## begin

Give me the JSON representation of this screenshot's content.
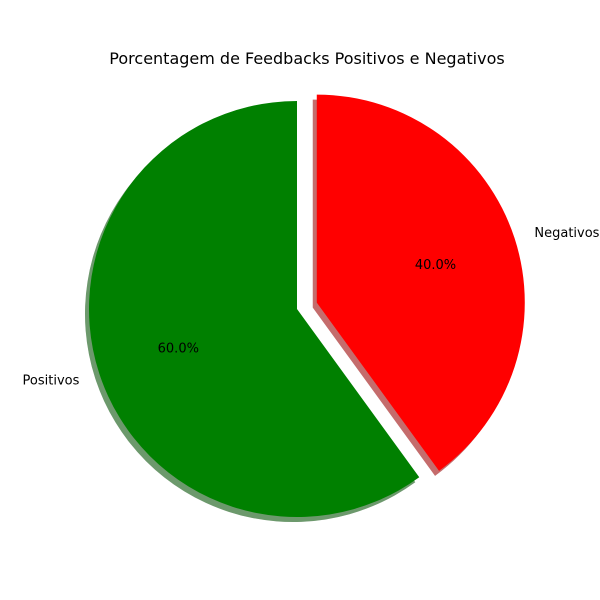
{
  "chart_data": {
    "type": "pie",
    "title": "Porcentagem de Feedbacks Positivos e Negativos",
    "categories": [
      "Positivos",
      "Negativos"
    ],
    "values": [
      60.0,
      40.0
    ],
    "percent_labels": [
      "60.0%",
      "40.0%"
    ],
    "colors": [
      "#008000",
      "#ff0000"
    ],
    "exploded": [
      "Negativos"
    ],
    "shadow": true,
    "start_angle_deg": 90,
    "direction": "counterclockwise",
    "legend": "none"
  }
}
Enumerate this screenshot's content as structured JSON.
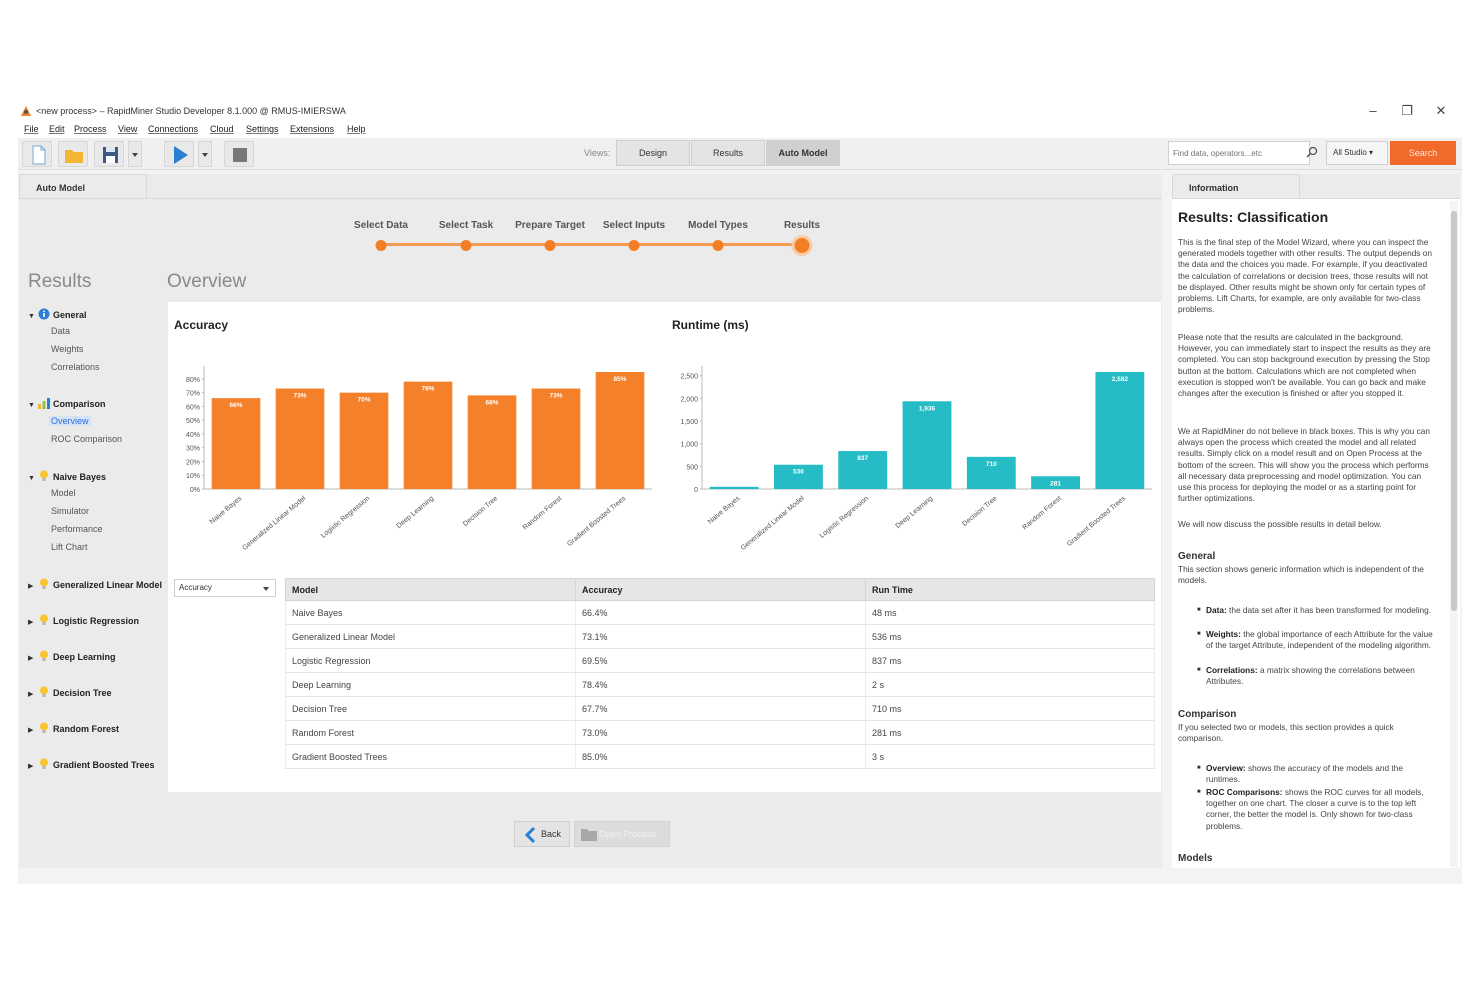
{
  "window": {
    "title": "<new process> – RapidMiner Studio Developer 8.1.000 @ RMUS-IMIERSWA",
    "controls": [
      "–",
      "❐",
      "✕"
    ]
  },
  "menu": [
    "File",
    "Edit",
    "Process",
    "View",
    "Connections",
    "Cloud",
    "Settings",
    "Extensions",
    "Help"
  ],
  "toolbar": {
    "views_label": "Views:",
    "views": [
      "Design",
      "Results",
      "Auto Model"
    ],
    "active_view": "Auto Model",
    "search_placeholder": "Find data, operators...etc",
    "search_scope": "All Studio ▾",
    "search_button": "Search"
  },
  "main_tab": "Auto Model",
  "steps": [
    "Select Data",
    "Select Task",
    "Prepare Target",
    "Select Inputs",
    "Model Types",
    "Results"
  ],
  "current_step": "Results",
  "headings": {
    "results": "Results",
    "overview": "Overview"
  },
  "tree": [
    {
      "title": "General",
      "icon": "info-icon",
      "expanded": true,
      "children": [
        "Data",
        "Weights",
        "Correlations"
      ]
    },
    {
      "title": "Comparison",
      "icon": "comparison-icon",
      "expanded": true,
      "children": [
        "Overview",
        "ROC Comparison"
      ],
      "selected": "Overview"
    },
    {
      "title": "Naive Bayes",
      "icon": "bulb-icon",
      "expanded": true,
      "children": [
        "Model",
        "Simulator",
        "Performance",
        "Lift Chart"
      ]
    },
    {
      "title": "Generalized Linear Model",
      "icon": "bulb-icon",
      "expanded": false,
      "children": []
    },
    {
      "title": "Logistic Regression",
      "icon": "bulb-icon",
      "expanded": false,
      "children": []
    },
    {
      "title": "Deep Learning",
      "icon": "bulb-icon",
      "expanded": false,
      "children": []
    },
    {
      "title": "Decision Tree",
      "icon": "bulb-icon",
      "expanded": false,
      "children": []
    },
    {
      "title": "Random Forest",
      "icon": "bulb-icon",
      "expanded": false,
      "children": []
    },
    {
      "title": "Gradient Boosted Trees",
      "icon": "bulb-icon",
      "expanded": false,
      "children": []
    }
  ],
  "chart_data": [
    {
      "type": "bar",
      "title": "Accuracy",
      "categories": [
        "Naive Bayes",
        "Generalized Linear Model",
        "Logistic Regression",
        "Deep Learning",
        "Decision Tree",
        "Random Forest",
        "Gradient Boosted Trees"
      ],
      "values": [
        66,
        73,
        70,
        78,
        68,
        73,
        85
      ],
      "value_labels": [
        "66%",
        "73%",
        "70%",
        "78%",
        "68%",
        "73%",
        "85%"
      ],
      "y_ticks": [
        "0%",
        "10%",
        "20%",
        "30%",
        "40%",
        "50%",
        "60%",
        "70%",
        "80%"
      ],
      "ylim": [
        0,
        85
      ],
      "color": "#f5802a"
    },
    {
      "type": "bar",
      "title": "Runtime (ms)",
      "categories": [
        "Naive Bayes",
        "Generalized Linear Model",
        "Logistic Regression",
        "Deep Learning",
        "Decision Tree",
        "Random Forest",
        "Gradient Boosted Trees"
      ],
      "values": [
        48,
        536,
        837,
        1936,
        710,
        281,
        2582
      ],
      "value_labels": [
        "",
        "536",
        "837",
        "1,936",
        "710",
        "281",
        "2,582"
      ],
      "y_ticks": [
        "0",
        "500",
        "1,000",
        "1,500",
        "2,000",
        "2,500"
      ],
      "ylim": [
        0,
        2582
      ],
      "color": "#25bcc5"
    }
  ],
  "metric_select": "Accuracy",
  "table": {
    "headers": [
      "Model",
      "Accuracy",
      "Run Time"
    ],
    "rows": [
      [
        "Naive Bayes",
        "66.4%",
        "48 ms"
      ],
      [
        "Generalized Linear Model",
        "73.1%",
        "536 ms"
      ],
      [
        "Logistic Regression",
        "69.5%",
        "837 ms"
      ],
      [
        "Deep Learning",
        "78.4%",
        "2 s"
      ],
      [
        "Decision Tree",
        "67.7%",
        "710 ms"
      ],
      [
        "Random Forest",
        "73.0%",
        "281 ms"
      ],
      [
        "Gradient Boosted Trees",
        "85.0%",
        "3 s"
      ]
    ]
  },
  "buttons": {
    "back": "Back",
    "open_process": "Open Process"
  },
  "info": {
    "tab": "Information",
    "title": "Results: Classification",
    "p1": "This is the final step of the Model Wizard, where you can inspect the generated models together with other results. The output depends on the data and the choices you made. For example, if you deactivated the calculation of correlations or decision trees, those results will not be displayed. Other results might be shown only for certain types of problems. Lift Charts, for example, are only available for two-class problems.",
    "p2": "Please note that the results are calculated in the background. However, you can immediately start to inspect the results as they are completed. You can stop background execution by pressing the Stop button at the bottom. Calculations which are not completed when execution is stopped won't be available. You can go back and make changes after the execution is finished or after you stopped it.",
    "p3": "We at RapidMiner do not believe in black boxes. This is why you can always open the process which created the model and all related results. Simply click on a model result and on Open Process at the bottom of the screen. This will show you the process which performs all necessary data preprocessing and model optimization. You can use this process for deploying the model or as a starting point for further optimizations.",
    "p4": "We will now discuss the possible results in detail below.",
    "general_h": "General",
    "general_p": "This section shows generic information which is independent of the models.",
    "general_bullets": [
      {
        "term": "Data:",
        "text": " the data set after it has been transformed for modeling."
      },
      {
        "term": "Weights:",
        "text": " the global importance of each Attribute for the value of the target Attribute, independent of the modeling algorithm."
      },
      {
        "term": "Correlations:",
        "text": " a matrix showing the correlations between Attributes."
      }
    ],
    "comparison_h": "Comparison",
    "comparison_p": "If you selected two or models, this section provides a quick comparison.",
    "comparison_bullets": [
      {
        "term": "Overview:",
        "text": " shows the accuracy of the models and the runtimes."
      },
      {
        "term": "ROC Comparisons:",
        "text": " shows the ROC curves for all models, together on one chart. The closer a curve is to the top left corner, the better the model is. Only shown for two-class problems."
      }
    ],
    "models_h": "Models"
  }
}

## end
## begin

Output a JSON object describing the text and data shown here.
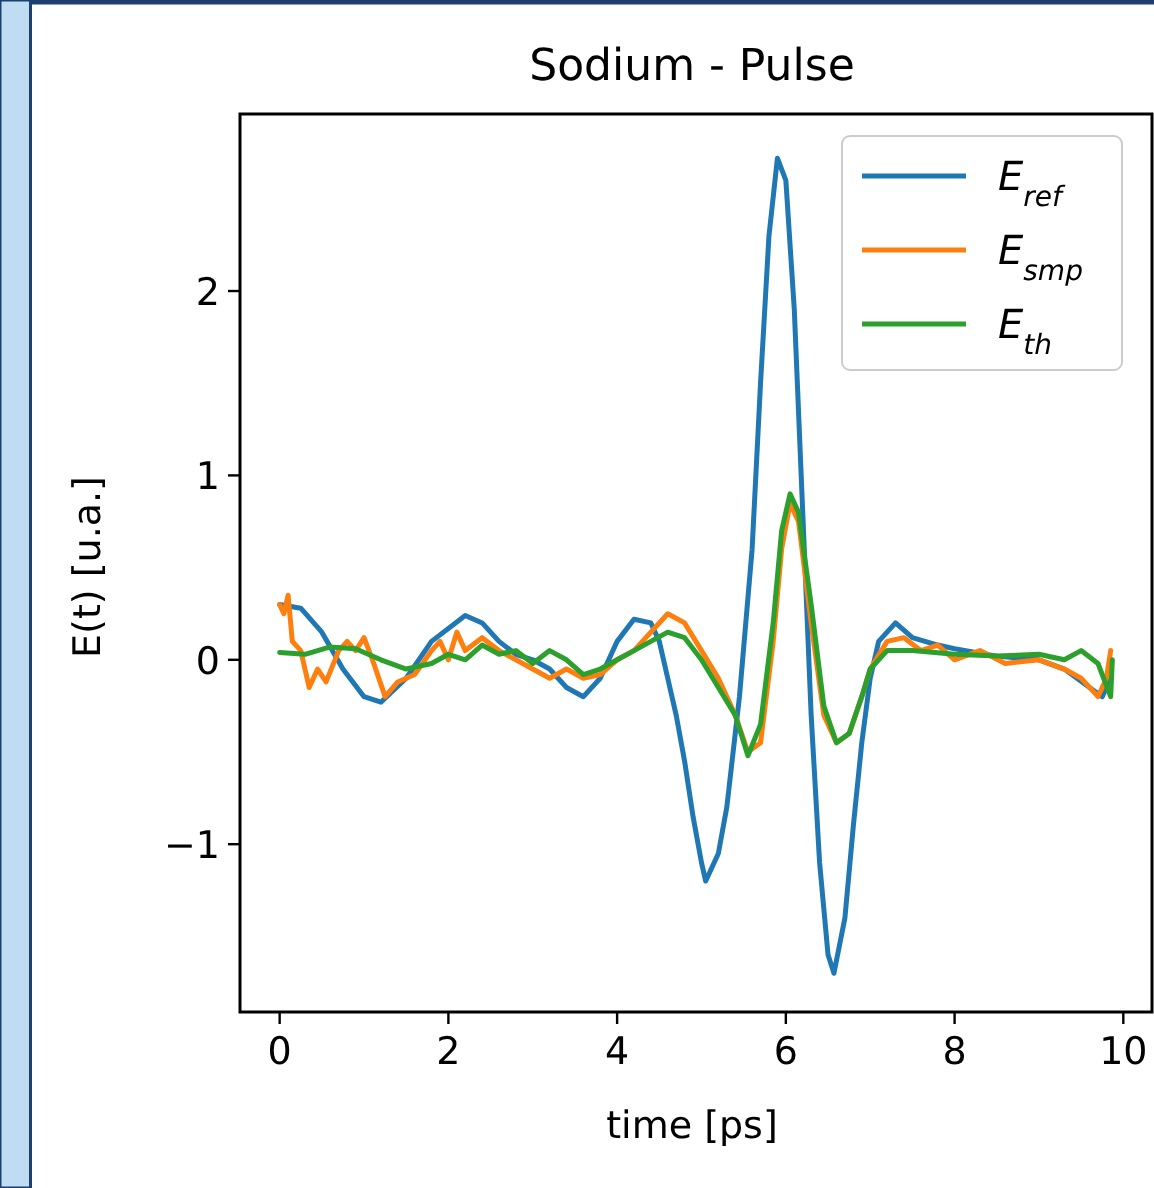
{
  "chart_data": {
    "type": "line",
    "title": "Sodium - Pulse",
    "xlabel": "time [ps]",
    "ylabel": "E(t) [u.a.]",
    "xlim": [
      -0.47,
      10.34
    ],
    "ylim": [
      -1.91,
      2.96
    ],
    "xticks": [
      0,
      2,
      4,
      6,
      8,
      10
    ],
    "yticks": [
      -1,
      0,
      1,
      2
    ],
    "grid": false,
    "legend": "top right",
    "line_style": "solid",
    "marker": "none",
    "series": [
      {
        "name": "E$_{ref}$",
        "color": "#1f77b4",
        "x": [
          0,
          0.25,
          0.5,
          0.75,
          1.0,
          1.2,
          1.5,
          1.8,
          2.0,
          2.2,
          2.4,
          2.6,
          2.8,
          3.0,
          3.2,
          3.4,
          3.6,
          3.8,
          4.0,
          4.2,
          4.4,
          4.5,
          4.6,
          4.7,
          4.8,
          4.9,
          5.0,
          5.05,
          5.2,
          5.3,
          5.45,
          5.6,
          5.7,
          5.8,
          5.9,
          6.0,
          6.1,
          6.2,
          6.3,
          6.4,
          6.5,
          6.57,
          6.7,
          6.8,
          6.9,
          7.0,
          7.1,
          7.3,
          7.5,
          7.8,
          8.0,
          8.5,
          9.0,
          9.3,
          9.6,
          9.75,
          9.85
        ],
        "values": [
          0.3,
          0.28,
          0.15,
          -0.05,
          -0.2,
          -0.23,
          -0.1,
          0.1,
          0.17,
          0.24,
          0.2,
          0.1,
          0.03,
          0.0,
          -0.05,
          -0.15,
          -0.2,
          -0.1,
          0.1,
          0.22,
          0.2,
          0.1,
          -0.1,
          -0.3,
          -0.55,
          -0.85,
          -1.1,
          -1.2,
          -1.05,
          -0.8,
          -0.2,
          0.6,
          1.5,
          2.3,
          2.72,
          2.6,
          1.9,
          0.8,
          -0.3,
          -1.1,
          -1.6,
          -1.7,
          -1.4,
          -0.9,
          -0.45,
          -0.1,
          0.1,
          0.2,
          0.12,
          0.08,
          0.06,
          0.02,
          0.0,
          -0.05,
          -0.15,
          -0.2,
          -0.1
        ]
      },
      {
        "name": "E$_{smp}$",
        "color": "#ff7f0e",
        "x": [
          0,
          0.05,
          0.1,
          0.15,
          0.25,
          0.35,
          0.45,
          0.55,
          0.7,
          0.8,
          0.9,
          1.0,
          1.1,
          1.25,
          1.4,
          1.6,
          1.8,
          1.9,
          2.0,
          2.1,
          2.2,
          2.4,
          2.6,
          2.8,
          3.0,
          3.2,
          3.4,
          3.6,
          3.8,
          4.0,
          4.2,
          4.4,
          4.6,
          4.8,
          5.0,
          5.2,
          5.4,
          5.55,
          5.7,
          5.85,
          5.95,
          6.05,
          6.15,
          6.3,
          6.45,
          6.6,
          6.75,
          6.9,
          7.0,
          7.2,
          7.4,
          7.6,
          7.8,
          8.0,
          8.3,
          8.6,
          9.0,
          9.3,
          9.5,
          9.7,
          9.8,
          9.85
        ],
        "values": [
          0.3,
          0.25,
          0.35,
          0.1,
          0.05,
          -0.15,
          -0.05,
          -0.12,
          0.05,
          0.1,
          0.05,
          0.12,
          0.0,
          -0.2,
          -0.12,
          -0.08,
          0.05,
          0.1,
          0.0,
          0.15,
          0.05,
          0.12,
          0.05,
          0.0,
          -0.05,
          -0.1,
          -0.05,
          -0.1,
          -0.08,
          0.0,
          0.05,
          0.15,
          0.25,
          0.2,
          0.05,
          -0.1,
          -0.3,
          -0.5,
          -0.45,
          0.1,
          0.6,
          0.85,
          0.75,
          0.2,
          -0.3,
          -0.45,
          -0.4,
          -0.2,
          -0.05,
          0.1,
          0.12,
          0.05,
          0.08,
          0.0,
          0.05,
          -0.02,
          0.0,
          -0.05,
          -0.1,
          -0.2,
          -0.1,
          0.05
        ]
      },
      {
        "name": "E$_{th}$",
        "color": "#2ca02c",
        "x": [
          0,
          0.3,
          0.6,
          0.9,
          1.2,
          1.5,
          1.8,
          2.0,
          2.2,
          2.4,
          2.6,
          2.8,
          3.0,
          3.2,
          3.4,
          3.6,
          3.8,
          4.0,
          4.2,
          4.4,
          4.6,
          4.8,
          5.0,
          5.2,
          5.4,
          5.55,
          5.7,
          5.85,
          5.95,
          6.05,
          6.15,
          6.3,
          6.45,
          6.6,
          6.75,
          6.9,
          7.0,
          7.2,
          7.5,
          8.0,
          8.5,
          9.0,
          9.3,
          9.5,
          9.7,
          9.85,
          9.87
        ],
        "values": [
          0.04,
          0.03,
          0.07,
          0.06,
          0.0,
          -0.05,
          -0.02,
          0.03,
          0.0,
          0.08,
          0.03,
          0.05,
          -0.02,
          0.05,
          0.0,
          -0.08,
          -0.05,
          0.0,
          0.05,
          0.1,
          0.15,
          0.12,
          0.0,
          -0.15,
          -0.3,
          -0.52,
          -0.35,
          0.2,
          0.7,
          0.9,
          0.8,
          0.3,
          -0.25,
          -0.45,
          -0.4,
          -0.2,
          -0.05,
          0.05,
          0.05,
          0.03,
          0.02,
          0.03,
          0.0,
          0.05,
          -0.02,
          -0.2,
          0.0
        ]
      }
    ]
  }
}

## end
## begin

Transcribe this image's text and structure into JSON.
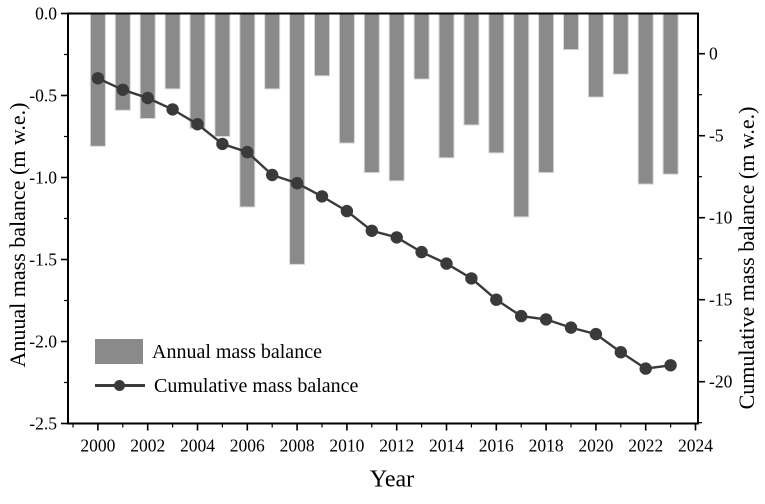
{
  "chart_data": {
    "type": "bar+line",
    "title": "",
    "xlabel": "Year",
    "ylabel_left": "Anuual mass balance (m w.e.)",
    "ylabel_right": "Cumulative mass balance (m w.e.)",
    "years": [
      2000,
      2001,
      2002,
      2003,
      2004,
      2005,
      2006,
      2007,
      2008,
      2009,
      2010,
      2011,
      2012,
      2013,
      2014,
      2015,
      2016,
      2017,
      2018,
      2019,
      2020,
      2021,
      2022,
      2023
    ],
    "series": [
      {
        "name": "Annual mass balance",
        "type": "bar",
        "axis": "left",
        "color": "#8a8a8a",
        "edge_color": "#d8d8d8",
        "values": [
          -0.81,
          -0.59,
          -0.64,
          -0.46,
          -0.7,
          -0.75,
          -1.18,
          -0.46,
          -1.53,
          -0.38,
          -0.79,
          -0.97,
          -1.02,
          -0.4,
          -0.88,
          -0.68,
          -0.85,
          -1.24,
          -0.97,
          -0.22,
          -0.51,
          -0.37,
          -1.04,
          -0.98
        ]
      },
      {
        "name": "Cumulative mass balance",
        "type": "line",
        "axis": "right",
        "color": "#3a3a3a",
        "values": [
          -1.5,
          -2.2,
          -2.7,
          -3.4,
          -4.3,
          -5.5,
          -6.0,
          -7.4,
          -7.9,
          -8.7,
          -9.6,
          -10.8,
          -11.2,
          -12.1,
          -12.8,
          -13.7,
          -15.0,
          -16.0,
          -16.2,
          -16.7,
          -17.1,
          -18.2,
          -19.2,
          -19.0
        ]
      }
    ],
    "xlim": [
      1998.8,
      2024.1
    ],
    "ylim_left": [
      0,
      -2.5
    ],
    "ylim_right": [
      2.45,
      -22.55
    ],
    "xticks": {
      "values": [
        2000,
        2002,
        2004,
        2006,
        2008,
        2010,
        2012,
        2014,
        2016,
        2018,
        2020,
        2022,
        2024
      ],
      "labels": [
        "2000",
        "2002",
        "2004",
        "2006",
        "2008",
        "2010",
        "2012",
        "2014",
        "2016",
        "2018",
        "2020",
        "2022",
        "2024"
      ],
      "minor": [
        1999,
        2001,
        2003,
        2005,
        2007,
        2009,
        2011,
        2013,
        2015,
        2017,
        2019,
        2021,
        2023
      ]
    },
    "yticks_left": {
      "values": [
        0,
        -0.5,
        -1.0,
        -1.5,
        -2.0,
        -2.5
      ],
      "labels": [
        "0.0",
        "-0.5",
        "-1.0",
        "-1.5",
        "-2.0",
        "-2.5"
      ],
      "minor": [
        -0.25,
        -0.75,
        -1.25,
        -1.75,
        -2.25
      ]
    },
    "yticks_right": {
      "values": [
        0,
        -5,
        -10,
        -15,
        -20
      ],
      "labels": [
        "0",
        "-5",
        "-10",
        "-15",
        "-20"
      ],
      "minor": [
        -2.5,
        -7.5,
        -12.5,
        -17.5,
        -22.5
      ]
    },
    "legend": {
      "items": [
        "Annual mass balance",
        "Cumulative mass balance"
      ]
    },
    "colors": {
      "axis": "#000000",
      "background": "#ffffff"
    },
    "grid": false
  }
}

## end

STATED GOAL: Where a line of the material above holds the string "Cumulative", copy that line.

SOLUTION TO THE PROBLEM:
    "ylabel_right": "Cumulative mass balance (m w.e.)",
        "name": "Cumulative mass balance",
        "Cumulative mass balance"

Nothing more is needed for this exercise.